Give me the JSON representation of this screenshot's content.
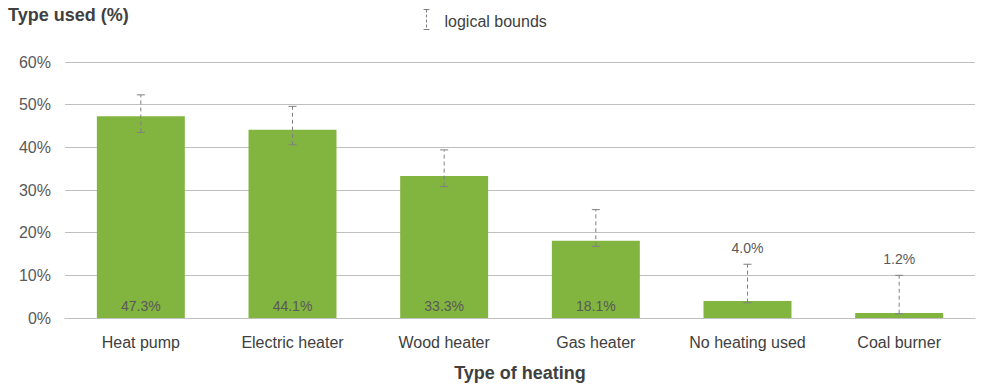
{
  "chart_data": {
    "type": "bar",
    "x_label": "Type of heating",
    "y_label": "Type used (%)",
    "categories": [
      "Heat pump",
      "Electric heater",
      "Wood heater",
      "Gas heater",
      "No heating used",
      "Coal burner"
    ],
    "values": [
      47.3,
      44.1,
      33.3,
      18.1,
      4.0,
      1.2
    ],
    "value_labels": [
      "47.3%",
      "44.1%",
      "33.3%",
      "18.1%",
      "4.0%",
      "1.2%"
    ],
    "color": "#82b440",
    "error_bars": {
      "name": "logical bounds",
      "lower": [
        43.5,
        40.6,
        30.8,
        16.8,
        3.6,
        1.0
      ],
      "upper": [
        52.3,
        49.6,
        39.4,
        25.4,
        12.6,
        10.0
      ]
    },
    "ylim": [
      0,
      60
    ],
    "yticks": [
      {
        "value": 0,
        "label": "0%"
      },
      {
        "value": 10,
        "label": "10%"
      },
      {
        "value": 20,
        "label": "20%"
      },
      {
        "value": 30,
        "label": "30%"
      },
      {
        "value": 40,
        "label": "40%"
      },
      {
        "value": 50,
        "label": "50%"
      },
      {
        "value": 60,
        "label": "60%"
      }
    ],
    "grid": true,
    "data_labels": true,
    "legend": "top"
  }
}
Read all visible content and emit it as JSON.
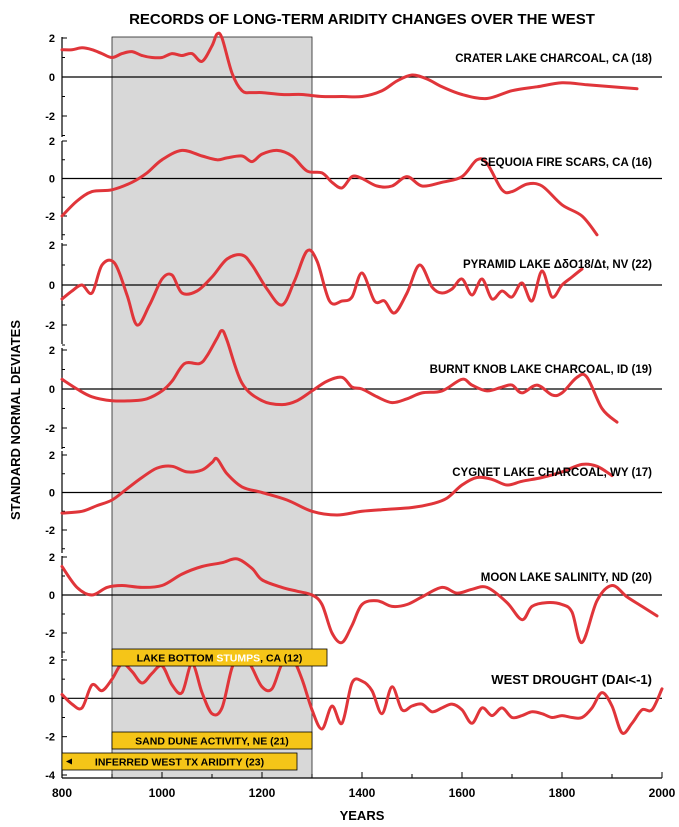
{
  "chart_data": {
    "type": "line",
    "title": "RECORDS OF LONG-TERM ARIDITY CHANGES OVER THE WEST",
    "xlabel": "YEARS",
    "ylabel": "STANDARD NORMAL DEVIATES",
    "xlim": [
      800,
      2000
    ],
    "x_ticks": [
      800,
      1000,
      1200,
      1400,
      1600,
      1800,
      2000
    ],
    "highlight_period": [
      900,
      1300
    ],
    "line_color": "#e0353a",
    "shade_color": "#d8d8d8",
    "bar_color": "#f5c518",
    "panels": [
      {
        "name": "CRATER LAKE CHARCOAL, CA (18)",
        "ylim": [
          -3,
          3
        ],
        "y_ticks": [
          2,
          0,
          -2
        ],
        "tick_labels": [
          "2",
          "0",
          "-2"
        ],
        "x": [
          800,
          820,
          840,
          860,
          880,
          900,
          920,
          940,
          960,
          980,
          1000,
          1020,
          1040,
          1060,
          1080,
          1100,
          1110,
          1120,
          1140,
          1160,
          1180,
          1200,
          1240,
          1280,
          1320,
          1360,
          1400,
          1440,
          1470,
          1500,
          1530,
          1560,
          1600,
          1650,
          1700,
          1750,
          1800,
          1850,
          1900,
          1950
        ],
        "y": [
          1.4,
          1.4,
          1.5,
          1.4,
          1.2,
          1.0,
          1.2,
          1.3,
          1.1,
          1.0,
          1.0,
          1.2,
          1.1,
          1.2,
          0.8,
          1.6,
          2.2,
          2.0,
          0.2,
          -0.7,
          -0.8,
          -0.8,
          -0.9,
          -0.9,
          -1.0,
          -1.0,
          -1.0,
          -0.7,
          -0.2,
          0.1,
          -0.1,
          -0.5,
          -0.9,
          -1.1,
          -0.7,
          -0.5,
          -0.3,
          -0.4,
          -0.5,
          -0.6
        ]
      },
      {
        "name": "SEQUOIA FIRE SCARS, CA (16)",
        "ylim": [
          -3,
          3
        ],
        "y_ticks": [
          2,
          0,
          -2
        ],
        "tick_labels": [
          "2",
          "0",
          "-2"
        ],
        "x": [
          800,
          830,
          860,
          900,
          940,
          970,
          1000,
          1040,
          1080,
          1110,
          1130,
          1160,
          1180,
          1200,
          1230,
          1260,
          1290,
          1320,
          1340,
          1360,
          1380,
          1400,
          1430,
          1460,
          1490,
          1520,
          1560,
          1600,
          1630,
          1650,
          1680,
          1700,
          1730,
          1760,
          1800,
          1840,
          1870
        ],
        "y": [
          -2.0,
          -1.2,
          -0.7,
          -0.6,
          -0.2,
          0.3,
          1.0,
          1.5,
          1.2,
          1.0,
          1.1,
          1.2,
          0.9,
          1.3,
          1.5,
          1.2,
          0.4,
          0.3,
          -0.2,
          -0.5,
          0.1,
          0.0,
          -0.4,
          -0.4,
          0.1,
          -0.4,
          -0.2,
          0.1,
          1.0,
          0.8,
          -0.6,
          -0.7,
          -0.3,
          -0.4,
          -1.4,
          -2.0,
          -3.0
        ]
      },
      {
        "name": "PYRAMID LAKE ΔδO18/Δt, NV (22)",
        "ylim": [
          -3,
          3
        ],
        "y_ticks": [
          2,
          0,
          -2
        ],
        "tick_labels": [
          "2",
          "0",
          "-2"
        ],
        "x": [
          800,
          820,
          840,
          860,
          880,
          905,
          930,
          950,
          975,
          1000,
          1020,
          1040,
          1070,
          1100,
          1130,
          1160,
          1180,
          1210,
          1240,
          1265,
          1290,
          1310,
          1335,
          1360,
          1380,
          1400,
          1425,
          1445,
          1465,
          1490,
          1515,
          1540,
          1560,
          1580,
          1600,
          1620,
          1640,
          1660,
          1680,
          1700,
          1720,
          1740,
          1760,
          1780,
          1800,
          1820,
          1840
        ],
        "y": [
          -0.7,
          -0.3,
          0.0,
          -0.4,
          1.0,
          1.1,
          -0.5,
          -2.0,
          -1.0,
          0.3,
          0.5,
          -0.4,
          -0.3,
          0.4,
          1.3,
          1.5,
          1.0,
          -0.2,
          -1.0,
          0.2,
          1.7,
          1.2,
          -0.8,
          -0.8,
          -0.6,
          0.6,
          -0.8,
          -0.8,
          -1.4,
          -0.4,
          1.0,
          -0.1,
          -0.4,
          -0.2,
          0.3,
          -0.5,
          0.3,
          -0.7,
          -0.3,
          -0.6,
          0.1,
          -0.8,
          0.7,
          -0.6,
          0.0,
          0.4,
          0.8
        ]
      },
      {
        "name": "BURNT KNOB LAKE CHARCOAL, ID (19)",
        "ylim": [
          -3,
          3
        ],
        "y_ticks": [
          2,
          0,
          -2
        ],
        "tick_labels": [
          "2",
          "0",
          "-2"
        ],
        "x": [
          800,
          830,
          860,
          900,
          940,
          970,
          1000,
          1020,
          1045,
          1075,
          1090,
          1110,
          1120,
          1130,
          1160,
          1200,
          1240,
          1270,
          1300,
          1330,
          1360,
          1380,
          1400,
          1430,
          1460,
          1490,
          1520,
          1560,
          1600,
          1620,
          1650,
          1680,
          1700,
          1720,
          1750,
          1780,
          1800,
          1830,
          1850,
          1880,
          1910
        ],
        "y": [
          0.5,
          0.0,
          -0.4,
          -0.6,
          -0.6,
          -0.5,
          -0.1,
          0.4,
          1.3,
          1.3,
          1.7,
          2.6,
          3.0,
          2.5,
          0.3,
          -0.6,
          -0.8,
          -0.6,
          -0.1,
          0.4,
          0.6,
          0.1,
          0.0,
          -0.4,
          -0.7,
          -0.5,
          -0.2,
          -0.1,
          0.5,
          0.2,
          -0.1,
          0.1,
          0.2,
          -0.2,
          0.2,
          -0.3,
          -0.2,
          0.6,
          0.6,
          -1.0,
          -1.7
        ]
      },
      {
        "name": "CYGNET LAKE CHARCOAL, WY (17)",
        "ylim": [
          -3,
          3
        ],
        "y_ticks": [
          2,
          0,
          -2
        ],
        "tick_labels": [
          "2",
          "0",
          "-2"
        ],
        "x": [
          800,
          840,
          870,
          900,
          930,
          960,
          990,
          1020,
          1050,
          1080,
          1100,
          1110,
          1130,
          1160,
          1200,
          1250,
          1300,
          1350,
          1400,
          1450,
          1500,
          1540,
          1570,
          1600,
          1630,
          1660,
          1690,
          1720,
          1760,
          1800,
          1840,
          1870,
          1900
        ],
        "y": [
          -1.1,
          -1.0,
          -0.7,
          -0.4,
          0.2,
          0.8,
          1.3,
          1.4,
          1.1,
          1.2,
          1.6,
          1.8,
          1.0,
          0.3,
          0.0,
          -0.4,
          -1.0,
          -1.2,
          -1.0,
          -0.9,
          -0.8,
          -0.6,
          -0.3,
          0.4,
          0.8,
          0.7,
          0.4,
          0.6,
          0.8,
          1.1,
          1.5,
          1.4,
          0.9
        ]
      },
      {
        "name": "MOON LAKE SALINITY, ND (20)",
        "ylim": [
          -3,
          3
        ],
        "y_ticks": [
          2,
          0,
          -2
        ],
        "tick_labels": [
          "2",
          "0",
          "-2"
        ],
        "x": [
          800,
          830,
          860,
          890,
          920,
          960,
          1000,
          1040,
          1080,
          1120,
          1150,
          1180,
          1200,
          1240,
          1270,
          1300,
          1320,
          1340,
          1360,
          1380,
          1400,
          1430,
          1460,
          1490,
          1520,
          1560,
          1590,
          1620,
          1650,
          1690,
          1720,
          1740,
          1770,
          1800,
          1820,
          1840,
          1870,
          1900,
          1930,
          1960,
          1990
        ],
        "y": [
          1.5,
          0.4,
          0.0,
          0.4,
          0.5,
          0.4,
          0.5,
          1.1,
          1.5,
          1.7,
          1.9,
          1.4,
          0.8,
          0.4,
          0.2,
          0.0,
          -0.5,
          -2.0,
          -2.5,
          -1.6,
          -0.5,
          -0.3,
          -0.6,
          -0.5,
          -0.1,
          0.4,
          0.1,
          0.3,
          0.4,
          -0.4,
          -1.3,
          -0.6,
          -0.4,
          -0.5,
          -0.9,
          -2.5,
          -0.3,
          0.5,
          -0.1,
          -0.6,
          -1.1
        ]
      },
      {
        "name": "WEST DROUGHT (DAI<-1)",
        "ylim": [
          -4,
          3
        ],
        "y_ticks": [
          2,
          0,
          -2,
          -4
        ],
        "tick_labels": [
          "2",
          "0",
          "-2",
          "-4"
        ],
        "x": [
          800,
          820,
          840,
          860,
          880,
          900,
          920,
          940,
          960,
          980,
          1000,
          1020,
          1040,
          1060,
          1080,
          1100,
          1120,
          1140,
          1160,
          1180,
          1200,
          1220,
          1240,
          1260,
          1280,
          1300,
          1320,
          1340,
          1360,
          1380,
          1400,
          1420,
          1440,
          1460,
          1480,
          1500,
          1520,
          1540,
          1560,
          1580,
          1600,
          1620,
          1640,
          1660,
          1680,
          1700,
          1720,
          1740,
          1760,
          1780,
          1800,
          1820,
          1840,
          1860,
          1880,
          1900,
          1920,
          1940,
          1960,
          1980,
          2000
        ],
        "y": [
          0.2,
          -0.3,
          -0.5,
          0.7,
          0.4,
          1.0,
          1.8,
          1.4,
          0.8,
          1.3,
          1.7,
          0.7,
          0.3,
          1.8,
          0.3,
          -0.8,
          -0.5,
          1.6,
          2.5,
          1.6,
          0.6,
          0.5,
          1.8,
          2.1,
          1.0,
          -0.6,
          -1.6,
          -0.4,
          -1.3,
          0.8,
          0.9,
          0.4,
          -0.8,
          0.6,
          -0.6,
          -0.4,
          -0.3,
          -0.7,
          -0.5,
          -0.3,
          -0.6,
          -1.3,
          -0.5,
          -0.9,
          -0.5,
          -1.0,
          -0.9,
          -0.7,
          -0.8,
          -1.0,
          -0.9,
          -1.0,
          -1.0,
          -0.5,
          0.3,
          -0.4,
          -1.8,
          -1.3,
          -0.6,
          -0.6,
          0.5
        ]
      }
    ],
    "period_bars": [
      {
        "label_dark": "LAKE BOTTOM ",
        "label_light": "STUMPS",
        "label_tail": ", CA (12)",
        "start": 900,
        "end": 1330
      },
      {
        "label_dark": "SAND DUNE ACTIVITY, NE (21)",
        "label_light": "",
        "label_tail": "",
        "start": 900,
        "end": 1300
      },
      {
        "label_dark": "INFERRED WEST TX ARIDITY (23)",
        "label_light": "",
        "label_tail": "",
        "start": 800,
        "end": 1270
      }
    ]
  }
}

■ ■ ■ ■ ■

> _Exercise instructions_
Extract each line from the listing that holds the word "ARIDITY".

> _Response to the exercise_
    "title": "RECORDS OF LONG-TERM ARIDITY CHANGES OVER THE WEST",
        "label_dark": "INFERRED WEST TX ARIDITY (23)",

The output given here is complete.